_Task details_. Pictures do not belong in the copy, so please give every entry below again exactly.

_Dataset extract_.
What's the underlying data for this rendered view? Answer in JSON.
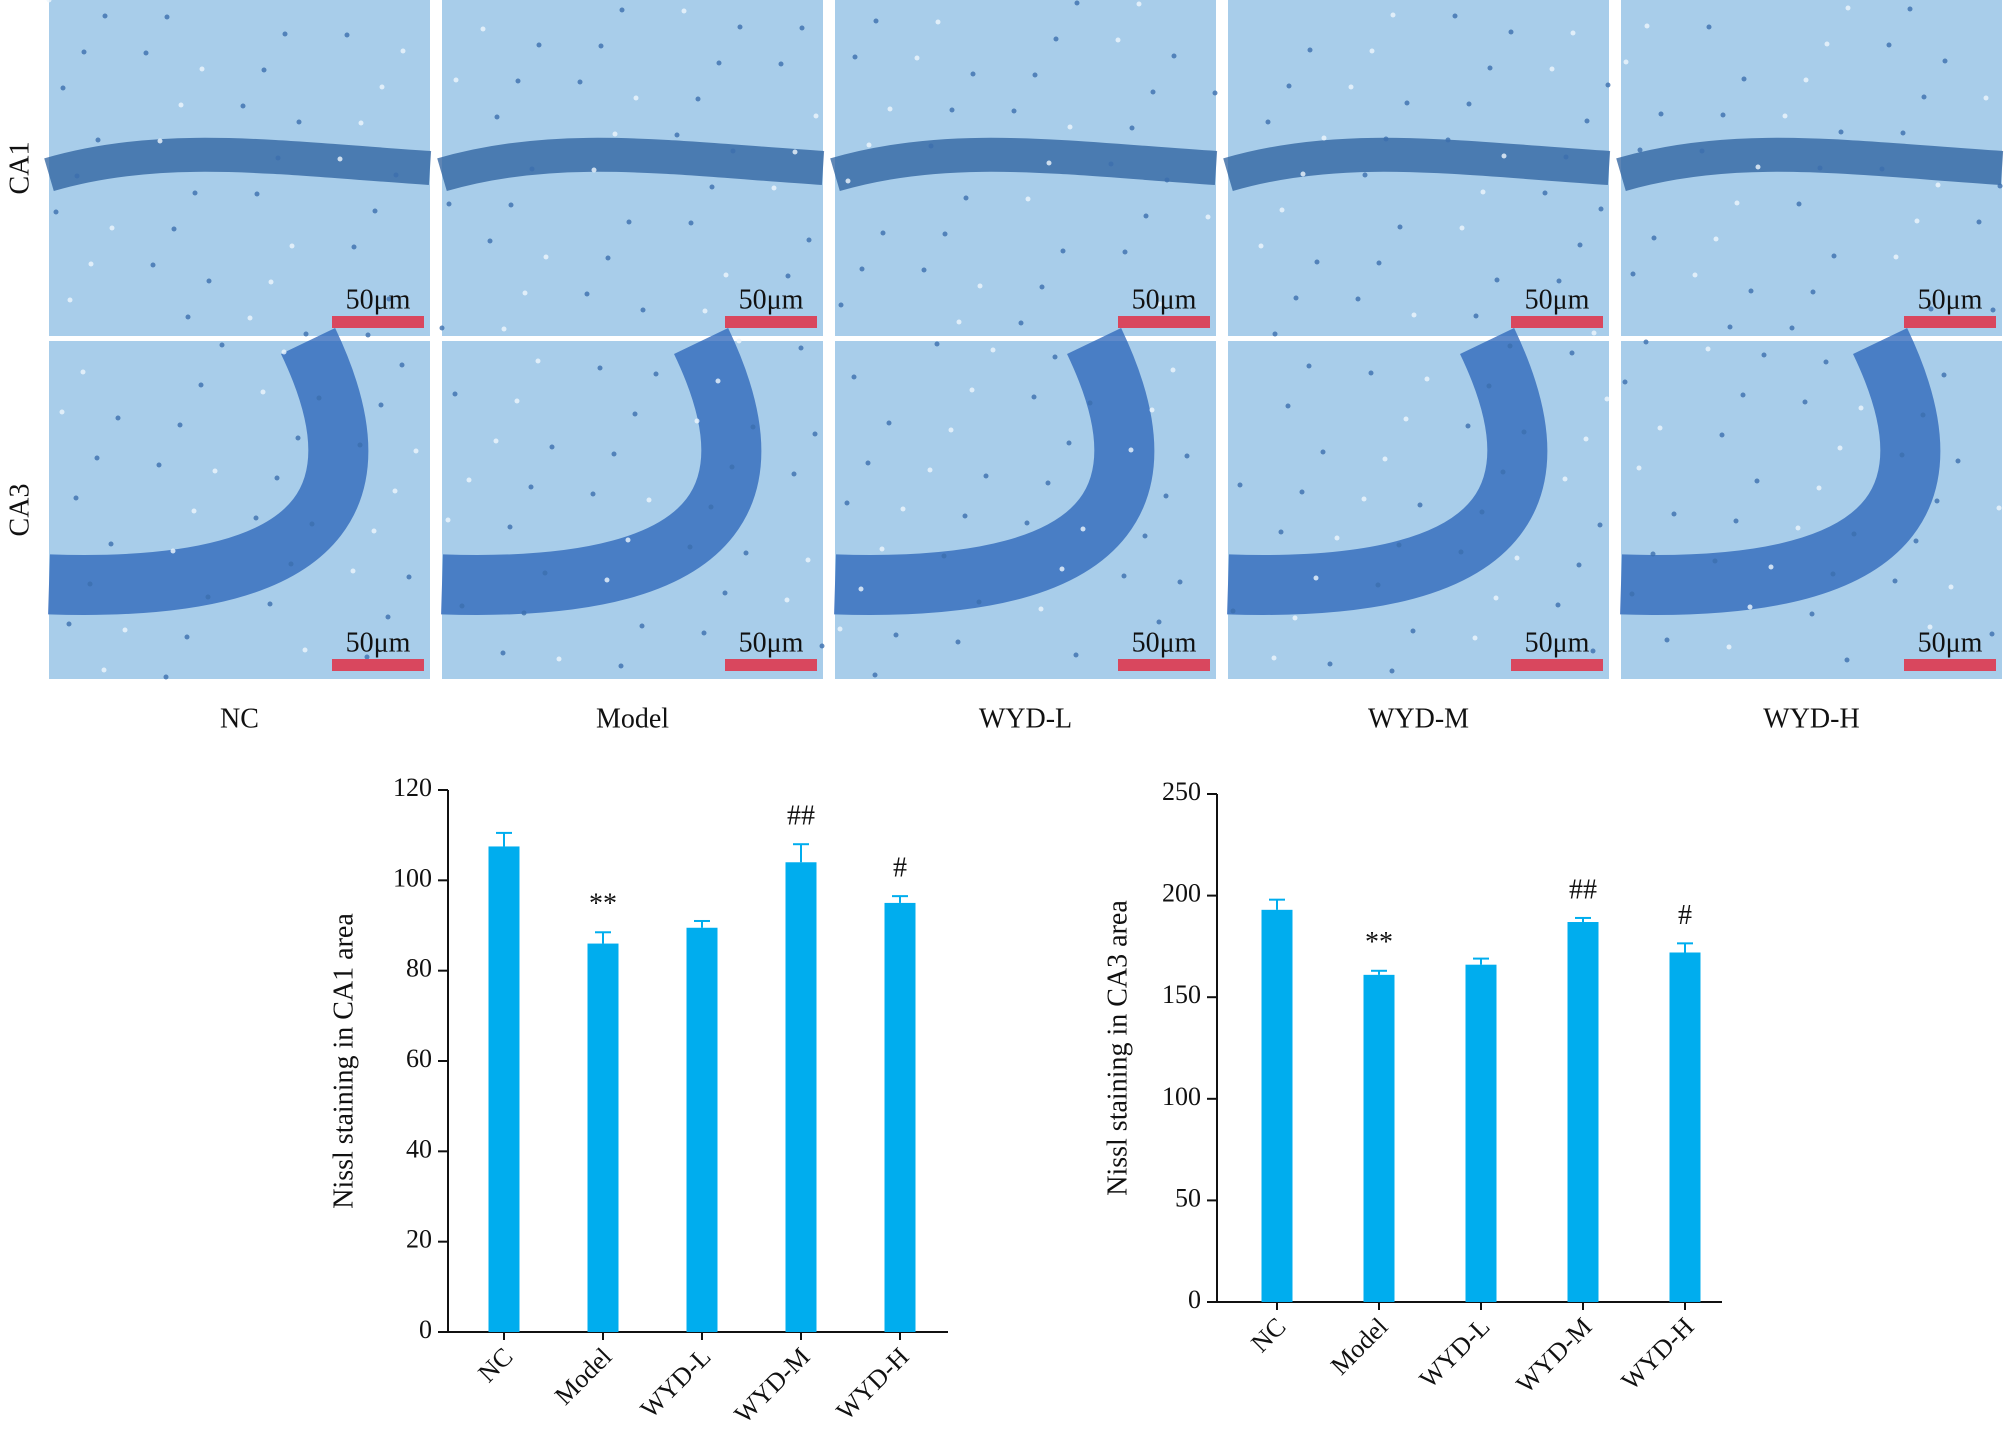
{
  "images": {
    "rows": [
      "CA1",
      "CA3"
    ],
    "columns": [
      "NC",
      "Model",
      "WYD-L",
      "WYD-M",
      "WYD-H"
    ],
    "scale_bar": "50μm"
  },
  "chart_data": [
    {
      "type": "bar",
      "ylabel": "Nissl staining in CA1 area",
      "categories": [
        "NC",
        "Model",
        "WYD-L",
        "WYD-M",
        "WYD-H"
      ],
      "values": [
        107.5,
        86,
        89.5,
        104,
        95
      ],
      "errors": [
        3,
        2.5,
        1.5,
        4,
        1.5
      ],
      "annotations": [
        null,
        "**",
        null,
        "##",
        "#"
      ],
      "color": "#00adee",
      "ylim": [
        0,
        120
      ],
      "yticks": [
        0,
        20,
        40,
        60,
        80,
        100,
        120
      ]
    },
    {
      "type": "bar",
      "ylabel": "Nissl staining in CA3 area",
      "categories": [
        "NC",
        "Model",
        "WYD-L",
        "WYD-M",
        "WYD-H"
      ],
      "values": [
        193,
        161,
        166,
        187,
        172
      ],
      "errors": [
        5,
        2,
        3,
        2,
        4.5
      ],
      "annotations": [
        null,
        "**",
        null,
        "##",
        "#"
      ],
      "color": "#00adee",
      "ylim": [
        0,
        250
      ],
      "yticks": [
        0,
        50,
        100,
        150,
        200,
        250
      ]
    }
  ]
}
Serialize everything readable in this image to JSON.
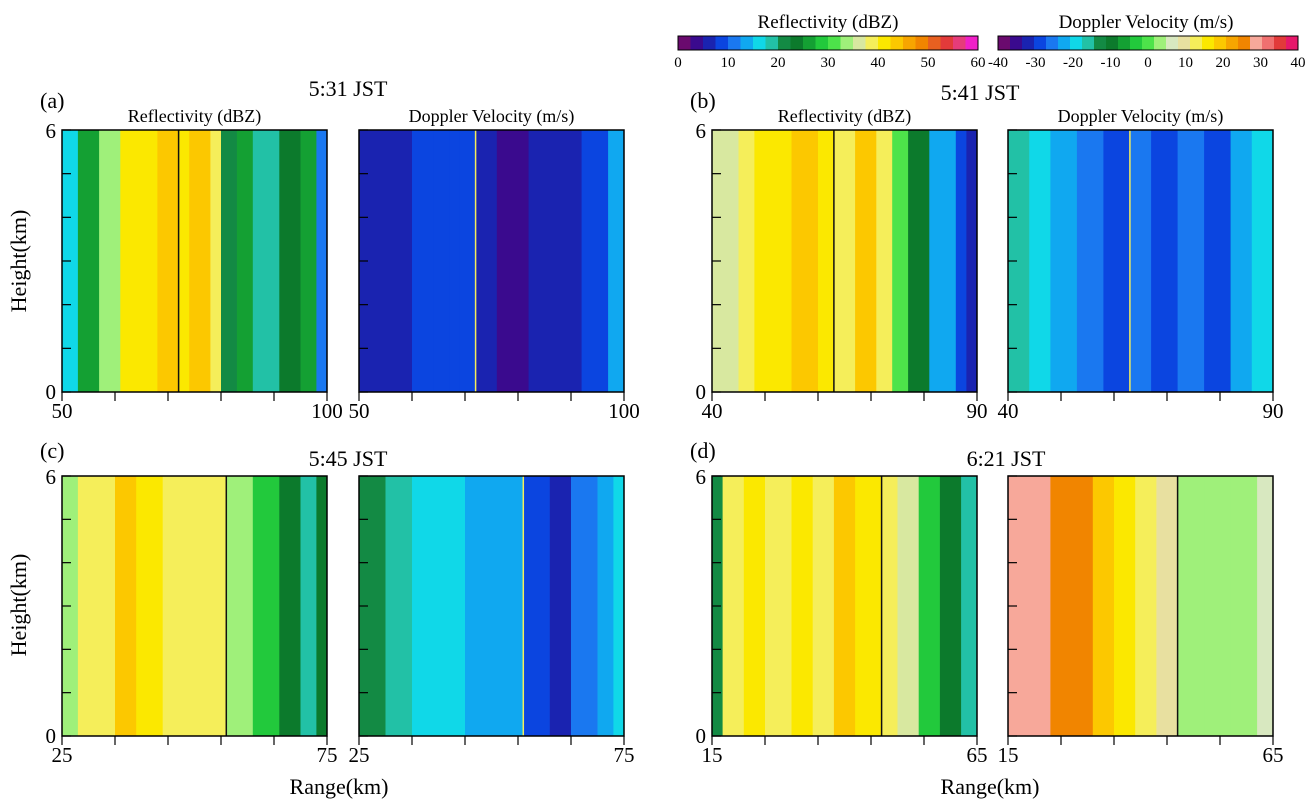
{
  "colorbars": {
    "reflectivity": {
      "title": "Reflectivity (dBZ)",
      "ticks": [
        "0",
        "10",
        "20",
        "30",
        "40",
        "50",
        "60"
      ],
      "range": [
        0,
        64
      ],
      "colors": [
        "#6a0a6e",
        "#3a0a8e",
        "#1a23b0",
        "#0b45e0",
        "#1a78f0",
        "#10a8f0",
        "#10d8e8",
        "#22c1a6",
        "#138a44",
        "#0c7a2c",
        "#14a033",
        "#22c93c",
        "#4de34a",
        "#9ff07a",
        "#d8e8a0",
        "#f5ee5a",
        "#fbe800",
        "#fcc800",
        "#f7a500",
        "#f18500",
        "#e86020",
        "#e23a3a",
        "#e63c7a",
        "#f020c8"
      ]
    },
    "velocity": {
      "title": "Doppler Velocity  (m/s)",
      "ticks": [
        "-40",
        "-30",
        "-20",
        "-10",
        "0",
        "10",
        "20",
        "30",
        "40"
      ],
      "range": [
        -40,
        40
      ],
      "colors": [
        "#6a0a6e",
        "#3a0a8e",
        "#1a23b0",
        "#0b45e0",
        "#1a78f0",
        "#10a8f0",
        "#10d8e8",
        "#22c1a6",
        "#138a44",
        "#0c7a2c",
        "#14a033",
        "#22c93c",
        "#4de34a",
        "#9ff07a",
        "#d8e8c0",
        "#e8e0a0",
        "#f5ee5a",
        "#fbe800",
        "#fcc800",
        "#f7a500",
        "#f18500",
        "#f7a89a",
        "#f07070",
        "#e23a3a",
        "#e6186a"
      ]
    }
  },
  "axes": {
    "ylabel": "Height(km)",
    "xlabel": "Range(km)",
    "y_ticks": [
      "0",
      "6"
    ]
  },
  "panels": [
    {
      "letter": "(a)",
      "time": "5:31 JST",
      "refl_title": "Reflectivity (dBZ)",
      "vel_title": "Doppler Velocity  (m/s)",
      "xticks": [
        "50",
        "100"
      ],
      "xlim": [
        50,
        100
      ],
      "ylim": [
        0,
        6
      ],
      "marker_range": 72,
      "refl_bands": [
        [
          50,
          18
        ],
        [
          53,
          28
        ],
        [
          57,
          36
        ],
        [
          61,
          44
        ],
        [
          68,
          47
        ],
        [
          72,
          44
        ],
        [
          74,
          47
        ],
        [
          78,
          40
        ],
        [
          80,
          22
        ],
        [
          83,
          28
        ],
        [
          86,
          20
        ],
        [
          91,
          24
        ],
        [
          95,
          28
        ],
        [
          98,
          12
        ]
      ],
      "vel_bands": [
        [
          50,
          -32
        ],
        [
          55,
          -32
        ],
        [
          60,
          -30
        ],
        [
          64,
          -28
        ],
        [
          67,
          -30
        ],
        [
          69,
          -28
        ],
        [
          72,
          -32
        ],
        [
          76,
          -36
        ],
        [
          82,
          -32
        ],
        [
          92,
          -28
        ],
        [
          97,
          -24
        ]
      ]
    },
    {
      "letter": "(b)",
      "time": "5:41 JST",
      "refl_title": "Reflectivity (dBZ)",
      "vel_title": "Doppler Velocity  (m/s)",
      "xticks": [
        "40",
        "90"
      ],
      "xlim": [
        40,
        90
      ],
      "ylim": [
        0,
        6
      ],
      "marker_range": 63,
      "refl_bands": [
        [
          40,
          38
        ],
        [
          45,
          40
        ],
        [
          48,
          44
        ],
        [
          55,
          46
        ],
        [
          60,
          44
        ],
        [
          63,
          42
        ],
        [
          67,
          46
        ],
        [
          71,
          40
        ],
        [
          74,
          34
        ],
        [
          77,
          24
        ],
        [
          81,
          14
        ],
        [
          86,
          10
        ],
        [
          88,
          6
        ]
      ],
      "vel_bands": [
        [
          40,
          -16
        ],
        [
          44,
          -18
        ],
        [
          48,
          -22
        ],
        [
          53,
          -26
        ],
        [
          58,
          -30
        ],
        [
          63,
          -27
        ],
        [
          67,
          -30
        ],
        [
          72,
          -26
        ],
        [
          77,
          -28
        ],
        [
          82,
          -24
        ],
        [
          86,
          -20
        ]
      ]
    },
    {
      "letter": "(c)",
      "time": "5:45 JST",
      "refl_title": "",
      "vel_title": "",
      "xticks": [
        "25",
        "75"
      ],
      "xlim": [
        25,
        75
      ],
      "ylim": [
        0,
        6
      ],
      "marker_range": 56,
      "refl_bands": [
        [
          25,
          36
        ],
        [
          28,
          40
        ],
        [
          31,
          42
        ],
        [
          35,
          46
        ],
        [
          39,
          44
        ],
        [
          44,
          40
        ],
        [
          50,
          42
        ],
        [
          56,
          36
        ],
        [
          61,
          30
        ],
        [
          66,
          24
        ],
        [
          70,
          20
        ],
        [
          73,
          26
        ]
      ],
      "vel_bands": [
        [
          25,
          -14
        ],
        [
          30,
          -16
        ],
        [
          35,
          -18
        ],
        [
          40,
          -20
        ],
        [
          45,
          -22
        ],
        [
          50,
          -24
        ],
        [
          56,
          -28
        ],
        [
          61,
          -31
        ],
        [
          65,
          -26
        ],
        [
          70,
          -22
        ],
        [
          73,
          -18
        ]
      ]
    },
    {
      "letter": "(d)",
      "time": "6:21 JST",
      "refl_title": "",
      "vel_title": "",
      "xticks": [
        "15",
        "65"
      ],
      "xlim": [
        15,
        65
      ],
      "ylim": [
        0,
        6
      ],
      "marker_range": 47,
      "refl_bands": [
        [
          15,
          22
        ],
        [
          17,
          40
        ],
        [
          21,
          44
        ],
        [
          25,
          42
        ],
        [
          30,
          44
        ],
        [
          34,
          42
        ],
        [
          38,
          46
        ],
        [
          42,
          44
        ],
        [
          47,
          42
        ],
        [
          50,
          38
        ],
        [
          54,
          30
        ],
        [
          58,
          26
        ],
        [
          62,
          20
        ]
      ],
      "vel_bands": [
        [
          15,
          30
        ],
        [
          19,
          28
        ],
        [
          23,
          26
        ],
        [
          27,
          24
        ],
        [
          31,
          20
        ],
        [
          35,
          16
        ],
        [
          39,
          12
        ],
        [
          43,
          8
        ],
        [
          47,
          4
        ],
        [
          52,
          2
        ],
        [
          57,
          4
        ],
        [
          62,
          6
        ]
      ]
    }
  ]
}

_Response to the exercise_.
What's the underlying data for this rendered view? Answer in JSON.
{
  "images": {
    "rows": [
      "CA1",
      "CA3"
    ],
    "columns": [
      "NC",
      "Model",
      "WYD-L",
      "WYD-M",
      "WYD-H"
    ],
    "scale_bar": "50μm"
  },
  "chart_data": [
    {
      "type": "bar",
      "ylabel": "Nissl staining in CA1 area",
      "categories": [
        "NC",
        "Model",
        "WYD-L",
        "WYD-M",
        "WYD-H"
      ],
      "values": [
        107.5,
        86,
        89.5,
        104,
        95
      ],
      "errors": [
        3,
        2.5,
        1.5,
        4,
        1.5
      ],
      "annotations": [
        null,
        "**",
        null,
        "##",
        "#"
      ],
      "color": "#00adee",
      "ylim": [
        0,
        120
      ],
      "yticks": [
        0,
        20,
        40,
        60,
        80,
        100,
        120
      ]
    },
    {
      "type": "bar",
      "ylabel": "Nissl staining in CA3 area",
      "categories": [
        "NC",
        "Model",
        "WYD-L",
        "WYD-M",
        "WYD-H"
      ],
      "values": [
        193,
        161,
        166,
        187,
        172
      ],
      "errors": [
        5,
        2,
        3,
        2,
        4.5
      ],
      "annotations": [
        null,
        "**",
        null,
        "##",
        "#"
      ],
      "color": "#00adee",
      "ylim": [
        0,
        250
      ],
      "yticks": [
        0,
        50,
        100,
        150,
        200,
        250
      ]
    }
  ]
}
Serialize everything readable in this image to JSON.
{
  "colorbars": {
    "reflectivity": {
      "title": "Reflectivity (dBZ)",
      "ticks": [
        "0",
        "10",
        "20",
        "30",
        "40",
        "50",
        "60"
      ],
      "range": [
        0,
        64
      ],
      "colors": [
        "#6a0a6e",
        "#3a0a8e",
        "#1a23b0",
        "#0b45e0",
        "#1a78f0",
        "#10a8f0",
        "#10d8e8",
        "#22c1a6",
        "#138a44",
        "#0c7a2c",
        "#14a033",
        "#22c93c",
        "#4de34a",
        "#9ff07a",
        "#d8e8a0",
        "#f5ee5a",
        "#fbe800",
        "#fcc800",
        "#f7a500",
        "#f18500",
        "#e86020",
        "#e23a3a",
        "#e63c7a",
        "#f020c8"
      ]
    },
    "velocity": {
      "title": "Doppler Velocity  (m/s)",
      "ticks": [
        "-40",
        "-30",
        "-20",
        "-10",
        "0",
        "10",
        "20",
        "30",
        "40"
      ],
      "range": [
        -40,
        40
      ],
      "colors": [
        "#6a0a6e",
        "#3a0a8e",
        "#1a23b0",
        "#0b45e0",
        "#1a78f0",
        "#10a8f0",
        "#10d8e8",
        "#22c1a6",
        "#138a44",
        "#0c7a2c",
        "#14a033",
        "#22c93c",
        "#4de34a",
        "#9ff07a",
        "#d8e8c0",
        "#e8e0a0",
        "#f5ee5a",
        "#fbe800",
        "#fcc800",
        "#f7a500",
        "#f18500",
        "#f7a89a",
        "#f07070",
        "#e23a3a",
        "#e6186a"
      ]
    }
  },
  "axes": {
    "ylabel": "Height(km)",
    "xlabel": "Range(km)",
    "y_ticks": [
      "0",
      "6"
    ]
  },
  "panels": [
    {
      "letter": "(a)",
      "time": "5:31 JST",
      "refl_title": "Reflectivity (dBZ)",
      "vel_title": "Doppler Velocity  (m/s)",
      "xticks": [
        "50",
        "100"
      ],
      "xlim": [
        50,
        100
      ],
      "ylim": [
        0,
        6
      ],
      "marker_range": 72,
      "refl_bands": [
        [
          50,
          18
        ],
        [
          53,
          28
        ],
        [
          57,
          36
        ],
        [
          61,
          44
        ],
        [
          68,
          47
        ],
        [
          72,
          44
        ],
        [
          74,
          47
        ],
        [
          78,
          40
        ],
        [
          80,
          22
        ],
        [
          83,
          28
        ],
        [
          86,
          20
        ],
        [
          91,
          24
        ],
        [
          95,
          28
        ],
        [
          98,
          12
        ]
      ],
      "vel_bands": [
        [
          50,
          -32
        ],
        [
          55,
          -32
        ],
        [
          60,
          -30
        ],
        [
          64,
          -28
        ],
        [
          67,
          -30
        ],
        [
          69,
          -28
        ],
        [
          72,
          -32
        ],
        [
          76,
          -36
        ],
        [
          82,
          -32
        ],
        [
          92,
          -28
        ],
        [
          97,
          -24
        ]
      ]
    },
    {
      "letter": "(b)",
      "time": "5:41 JST",
      "refl_title": "Reflectivity (dBZ)",
      "vel_title": "Doppler Velocity  (m/s)",
      "xticks": [
        "40",
        "90"
      ],
      "xlim": [
        40,
        90
      ],
      "ylim": [
        0,
        6
      ],
      "marker_range": 63,
      "refl_bands": [
        [
          40,
          38
        ],
        [
          45,
          40
        ],
        [
          48,
          44
        ],
        [
          55,
          46
        ],
        [
          60,
          44
        ],
        [
          63,
          42
        ],
        [
          67,
          46
        ],
        [
          71,
          40
        ],
        [
          74,
          34
        ],
        [
          77,
          24
        ],
        [
          81,
          14
        ],
        [
          86,
          10
        ],
        [
          88,
          6
        ]
      ],
      "vel_bands": [
        [
          40,
          -16
        ],
        [
          44,
          -18
        ],
        [
          48,
          -22
        ],
        [
          53,
          -26
        ],
        [
          58,
          -30
        ],
        [
          63,
          -27
        ],
        [
          67,
          -30
        ],
        [
          72,
          -26
        ],
        [
          77,
          -28
        ],
        [
          82,
          -24
        ],
        [
          86,
          -20
        ]
      ]
    },
    {
      "letter": "(c)",
      "time": "5:45 JST",
      "refl_title": "",
      "vel_title": "",
      "xticks": [
        "25",
        "75"
      ],
      "xlim": [
        25,
        75
      ],
      "ylim": [
        0,
        6
      ],
      "marker_range": 56,
      "refl_bands": [
        [
          25,
          36
        ],
        [
          28,
          40
        ],
        [
          31,
          42
        ],
        [
          35,
          46
        ],
        [
          39,
          44
        ],
        [
          44,
          40
        ],
        [
          50,
          42
        ],
        [
          56,
          36
        ],
        [
          61,
          30
        ],
        [
          66,
          24
        ],
        [
          70,
          20
        ],
        [
          73,
          26
        ]
      ],
      "vel_bands": [
        [
          25,
          -14
        ],
        [
          30,
          -16
        ],
        [
          35,
          -18
        ],
        [
          40,
          -20
        ],
        [
          45,
          -22
        ],
        [
          50,
          -24
        ],
        [
          56,
          -28
        ],
        [
          61,
          -31
        ],
        [
          65,
          -26
        ],
        [
          70,
          -22
        ],
        [
          73,
          -18
        ]
      ]
    },
    {
      "letter": "(d)",
      "time": "6:21 JST",
      "refl_title": "",
      "vel_title": "",
      "xticks": [
        "15",
        "65"
      ],
      "xlim": [
        15,
        65
      ],
      "ylim": [
        0,
        6
      ],
      "marker_range": 47,
      "refl_bands": [
        [
          15,
          22
        ],
        [
          17,
          40
        ],
        [
          21,
          44
        ],
        [
          25,
          42
        ],
        [
          30,
          44
        ],
        [
          34,
          42
        ],
        [
          38,
          46
        ],
        [
          42,
          44
        ],
        [
          47,
          42
        ],
        [
          50,
          38
        ],
        [
          54,
          30
        ],
        [
          58,
          26
        ],
        [
          62,
          20
        ]
      ],
      "vel_bands": [
        [
          15,
          30
        ],
        [
          19,
          28
        ],
        [
          23,
          26
        ],
        [
          27,
          24
        ],
        [
          31,
          20
        ],
        [
          35,
          16
        ],
        [
          39,
          12
        ],
        [
          43,
          8
        ],
        [
          47,
          4
        ],
        [
          52,
          2
        ],
        [
          57,
          4
        ],
        [
          62,
          6
        ]
      ]
    }
  ]
}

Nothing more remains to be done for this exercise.